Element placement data
--------------------------------------------------
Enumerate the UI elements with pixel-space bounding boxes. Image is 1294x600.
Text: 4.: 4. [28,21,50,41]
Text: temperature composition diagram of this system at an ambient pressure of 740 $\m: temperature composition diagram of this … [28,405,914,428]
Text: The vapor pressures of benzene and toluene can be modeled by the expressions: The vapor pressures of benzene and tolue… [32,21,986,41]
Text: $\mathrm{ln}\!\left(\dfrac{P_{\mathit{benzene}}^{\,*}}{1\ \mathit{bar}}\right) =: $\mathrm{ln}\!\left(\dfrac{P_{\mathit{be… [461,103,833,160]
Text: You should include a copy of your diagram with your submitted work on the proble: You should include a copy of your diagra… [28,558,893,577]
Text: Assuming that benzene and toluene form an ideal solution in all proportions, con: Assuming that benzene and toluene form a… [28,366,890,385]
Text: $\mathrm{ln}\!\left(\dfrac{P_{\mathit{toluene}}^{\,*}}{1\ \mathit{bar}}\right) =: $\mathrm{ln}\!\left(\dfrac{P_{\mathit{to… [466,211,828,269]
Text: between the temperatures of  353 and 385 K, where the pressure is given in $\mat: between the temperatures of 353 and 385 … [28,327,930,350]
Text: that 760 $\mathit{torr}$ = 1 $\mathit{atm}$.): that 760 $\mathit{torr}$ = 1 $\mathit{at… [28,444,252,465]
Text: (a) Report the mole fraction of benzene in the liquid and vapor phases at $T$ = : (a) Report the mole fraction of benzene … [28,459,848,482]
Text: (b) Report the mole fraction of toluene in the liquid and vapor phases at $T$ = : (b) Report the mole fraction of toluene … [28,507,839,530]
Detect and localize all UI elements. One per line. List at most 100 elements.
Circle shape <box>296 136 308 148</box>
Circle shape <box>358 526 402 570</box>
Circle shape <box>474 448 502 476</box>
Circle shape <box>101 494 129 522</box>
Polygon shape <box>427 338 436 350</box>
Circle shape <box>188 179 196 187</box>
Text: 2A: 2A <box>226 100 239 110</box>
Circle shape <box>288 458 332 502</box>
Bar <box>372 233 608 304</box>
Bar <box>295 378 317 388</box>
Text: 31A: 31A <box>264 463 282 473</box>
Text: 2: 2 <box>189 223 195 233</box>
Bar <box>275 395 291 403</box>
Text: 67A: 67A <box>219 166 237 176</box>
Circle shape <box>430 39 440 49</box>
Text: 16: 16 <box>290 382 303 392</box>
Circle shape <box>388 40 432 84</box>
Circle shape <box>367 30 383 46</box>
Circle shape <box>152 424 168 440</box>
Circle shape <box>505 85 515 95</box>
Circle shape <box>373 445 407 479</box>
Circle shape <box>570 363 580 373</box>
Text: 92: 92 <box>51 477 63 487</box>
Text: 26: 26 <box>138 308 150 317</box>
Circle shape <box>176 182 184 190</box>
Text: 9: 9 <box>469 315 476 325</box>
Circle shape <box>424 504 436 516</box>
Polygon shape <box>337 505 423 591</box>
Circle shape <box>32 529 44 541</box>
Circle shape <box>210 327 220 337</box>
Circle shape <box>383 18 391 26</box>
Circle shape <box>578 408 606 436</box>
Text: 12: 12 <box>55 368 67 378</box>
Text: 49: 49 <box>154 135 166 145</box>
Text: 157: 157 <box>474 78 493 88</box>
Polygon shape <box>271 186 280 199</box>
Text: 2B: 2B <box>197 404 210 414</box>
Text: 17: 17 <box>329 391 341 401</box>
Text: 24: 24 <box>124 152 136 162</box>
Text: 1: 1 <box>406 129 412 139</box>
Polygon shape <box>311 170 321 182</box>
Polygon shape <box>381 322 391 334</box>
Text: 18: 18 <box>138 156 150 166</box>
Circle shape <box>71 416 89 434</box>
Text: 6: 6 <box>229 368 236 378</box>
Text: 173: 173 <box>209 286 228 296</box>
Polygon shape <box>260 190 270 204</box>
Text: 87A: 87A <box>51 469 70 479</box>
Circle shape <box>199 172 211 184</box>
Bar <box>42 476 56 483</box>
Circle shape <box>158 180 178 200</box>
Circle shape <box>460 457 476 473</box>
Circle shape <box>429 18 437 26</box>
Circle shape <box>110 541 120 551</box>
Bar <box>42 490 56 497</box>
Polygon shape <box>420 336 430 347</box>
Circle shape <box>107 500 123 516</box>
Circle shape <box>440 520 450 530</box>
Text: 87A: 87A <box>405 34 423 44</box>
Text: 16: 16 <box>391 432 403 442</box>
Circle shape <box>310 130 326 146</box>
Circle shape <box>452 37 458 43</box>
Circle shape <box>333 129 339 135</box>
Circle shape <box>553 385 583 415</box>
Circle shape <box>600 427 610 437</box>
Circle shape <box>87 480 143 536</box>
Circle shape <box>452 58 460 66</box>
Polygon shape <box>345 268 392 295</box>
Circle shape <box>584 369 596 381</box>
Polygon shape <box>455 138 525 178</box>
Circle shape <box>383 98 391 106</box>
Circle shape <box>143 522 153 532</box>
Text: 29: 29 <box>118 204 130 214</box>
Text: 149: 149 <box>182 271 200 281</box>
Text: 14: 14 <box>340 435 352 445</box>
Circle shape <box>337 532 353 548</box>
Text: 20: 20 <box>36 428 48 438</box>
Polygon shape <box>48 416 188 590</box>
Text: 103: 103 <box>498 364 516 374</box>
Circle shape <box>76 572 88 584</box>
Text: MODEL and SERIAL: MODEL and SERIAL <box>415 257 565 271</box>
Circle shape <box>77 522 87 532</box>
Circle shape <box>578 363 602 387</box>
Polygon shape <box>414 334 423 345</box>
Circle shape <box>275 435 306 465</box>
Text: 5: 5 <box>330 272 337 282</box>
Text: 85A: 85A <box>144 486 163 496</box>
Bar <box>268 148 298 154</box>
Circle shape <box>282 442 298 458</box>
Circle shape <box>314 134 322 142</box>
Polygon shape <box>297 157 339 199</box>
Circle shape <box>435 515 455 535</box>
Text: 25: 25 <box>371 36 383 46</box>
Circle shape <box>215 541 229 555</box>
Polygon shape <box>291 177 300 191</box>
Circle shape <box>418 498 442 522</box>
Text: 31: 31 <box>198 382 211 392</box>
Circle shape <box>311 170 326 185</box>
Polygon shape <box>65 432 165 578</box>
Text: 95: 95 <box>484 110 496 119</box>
--------------------------------------------------
- Problem to work on -
Transcribe all of the records above line for line, without changing anything.

- Expected output -
Enumerate the UI elements with pixel-space bounding boxes. Image is 1294x600.
Text: 4.: 4. [28,21,50,41]
Text: temperature composition diagram of this system at an ambient pressure of 740 $\m: temperature composition diagram of this … [28,405,914,428]
Text: The vapor pressures of benzene and toluene can be modeled by the expressions: The vapor pressures of benzene and tolue… [32,21,986,41]
Text: $\mathrm{ln}\!\left(\dfrac{P_{\mathit{benzene}}^{\,*}}{1\ \mathit{bar}}\right) =: $\mathrm{ln}\!\left(\dfrac{P_{\mathit{be… [461,103,833,160]
Text: You should include a copy of your diagram with your submitted work on the proble: You should include a copy of your diagra… [28,558,893,577]
Text: Assuming that benzene and toluene form an ideal solution in all proportions, con: Assuming that benzene and toluene form a… [28,366,890,385]
Text: $\mathrm{ln}\!\left(\dfrac{P_{\mathit{toluene}}^{\,*}}{1\ \mathit{bar}}\right) =: $\mathrm{ln}\!\left(\dfrac{P_{\mathit{to… [466,211,828,269]
Text: between the temperatures of  353 and 385 K, where the pressure is given in $\mat: between the temperatures of 353 and 385 … [28,327,930,350]
Text: that 760 $\mathit{torr}$ = 1 $\mathit{atm}$.): that 760 $\mathit{torr}$ = 1 $\mathit{at… [28,444,252,465]
Text: (a) Report the mole fraction of benzene in the liquid and vapor phases at $T$ = : (a) Report the mole fraction of benzene … [28,459,848,482]
Text: (b) Report the mole fraction of toluene in the liquid and vapor phases at $T$ = : (b) Report the mole fraction of toluene … [28,507,839,530]
Detect and localize all UI elements. One per line. List at most 100 elements.
Circle shape <box>296 136 308 148</box>
Circle shape <box>358 526 402 570</box>
Circle shape <box>474 448 502 476</box>
Circle shape <box>101 494 129 522</box>
Polygon shape <box>427 338 436 350</box>
Circle shape <box>188 179 196 187</box>
Text: 2A: 2A <box>226 100 239 110</box>
Circle shape <box>288 458 332 502</box>
Bar <box>372 233 608 304</box>
Bar <box>295 378 317 388</box>
Text: 31A: 31A <box>264 463 282 473</box>
Text: 2: 2 <box>189 223 195 233</box>
Bar <box>275 395 291 403</box>
Text: 67A: 67A <box>219 166 237 176</box>
Circle shape <box>430 39 440 49</box>
Text: 16: 16 <box>290 382 303 392</box>
Circle shape <box>388 40 432 84</box>
Circle shape <box>367 30 383 46</box>
Circle shape <box>152 424 168 440</box>
Circle shape <box>505 85 515 95</box>
Circle shape <box>373 445 407 479</box>
Circle shape <box>570 363 580 373</box>
Text: 92: 92 <box>51 477 63 487</box>
Text: 26: 26 <box>138 308 150 317</box>
Circle shape <box>176 182 184 190</box>
Text: 9: 9 <box>469 315 476 325</box>
Circle shape <box>424 504 436 516</box>
Polygon shape <box>337 505 423 591</box>
Circle shape <box>32 529 44 541</box>
Circle shape <box>210 327 220 337</box>
Circle shape <box>383 18 391 26</box>
Circle shape <box>578 408 606 436</box>
Text: 12: 12 <box>55 368 67 378</box>
Text: 49: 49 <box>154 135 166 145</box>
Text: 157: 157 <box>474 78 493 88</box>
Polygon shape <box>271 186 280 199</box>
Text: 2B: 2B <box>197 404 210 414</box>
Text: 17: 17 <box>329 391 341 401</box>
Text: 24: 24 <box>124 152 136 162</box>
Text: 1: 1 <box>406 129 412 139</box>
Polygon shape <box>311 170 321 182</box>
Polygon shape <box>381 322 391 334</box>
Text: 18: 18 <box>138 156 150 166</box>
Circle shape <box>71 416 89 434</box>
Text: 6: 6 <box>229 368 236 378</box>
Text: 173: 173 <box>209 286 228 296</box>
Polygon shape <box>260 190 270 204</box>
Text: 87A: 87A <box>51 469 70 479</box>
Circle shape <box>199 172 211 184</box>
Bar <box>42 476 56 483</box>
Circle shape <box>158 180 178 200</box>
Circle shape <box>460 457 476 473</box>
Circle shape <box>429 18 437 26</box>
Circle shape <box>110 541 120 551</box>
Bar <box>42 490 56 497</box>
Polygon shape <box>420 336 430 347</box>
Circle shape <box>107 500 123 516</box>
Circle shape <box>440 520 450 530</box>
Text: 87A: 87A <box>405 34 423 44</box>
Text: 16: 16 <box>391 432 403 442</box>
Circle shape <box>310 130 326 146</box>
Circle shape <box>452 37 458 43</box>
Circle shape <box>333 129 339 135</box>
Circle shape <box>553 385 583 415</box>
Circle shape <box>600 427 610 437</box>
Circle shape <box>87 480 143 536</box>
Circle shape <box>452 58 460 66</box>
Polygon shape <box>345 268 392 295</box>
Circle shape <box>584 369 596 381</box>
Polygon shape <box>455 138 525 178</box>
Circle shape <box>383 98 391 106</box>
Circle shape <box>143 522 153 532</box>
Text: 29: 29 <box>118 204 130 214</box>
Text: 149: 149 <box>182 271 200 281</box>
Text: 14: 14 <box>340 435 352 445</box>
Circle shape <box>337 532 353 548</box>
Text: 20: 20 <box>36 428 48 438</box>
Polygon shape <box>48 416 188 590</box>
Text: 103: 103 <box>498 364 516 374</box>
Circle shape <box>76 572 88 584</box>
Text: MODEL and SERIAL: MODEL and SERIAL <box>415 257 565 271</box>
Circle shape <box>77 522 87 532</box>
Circle shape <box>578 363 602 387</box>
Polygon shape <box>414 334 423 345</box>
Circle shape <box>275 435 306 465</box>
Text: 5: 5 <box>330 272 337 282</box>
Text: 85A: 85A <box>144 486 163 496</box>
Bar <box>268 148 298 154</box>
Circle shape <box>282 442 298 458</box>
Circle shape <box>314 134 322 142</box>
Polygon shape <box>297 157 339 199</box>
Circle shape <box>435 515 455 535</box>
Text: 25: 25 <box>371 36 383 46</box>
Circle shape <box>215 541 229 555</box>
Polygon shape <box>291 177 300 191</box>
Circle shape <box>418 498 442 522</box>
Text: 31: 31 <box>198 382 211 392</box>
Circle shape <box>311 170 326 185</box>
Polygon shape <box>65 432 165 578</box>
Text: 95: 95 <box>484 110 496 119</box>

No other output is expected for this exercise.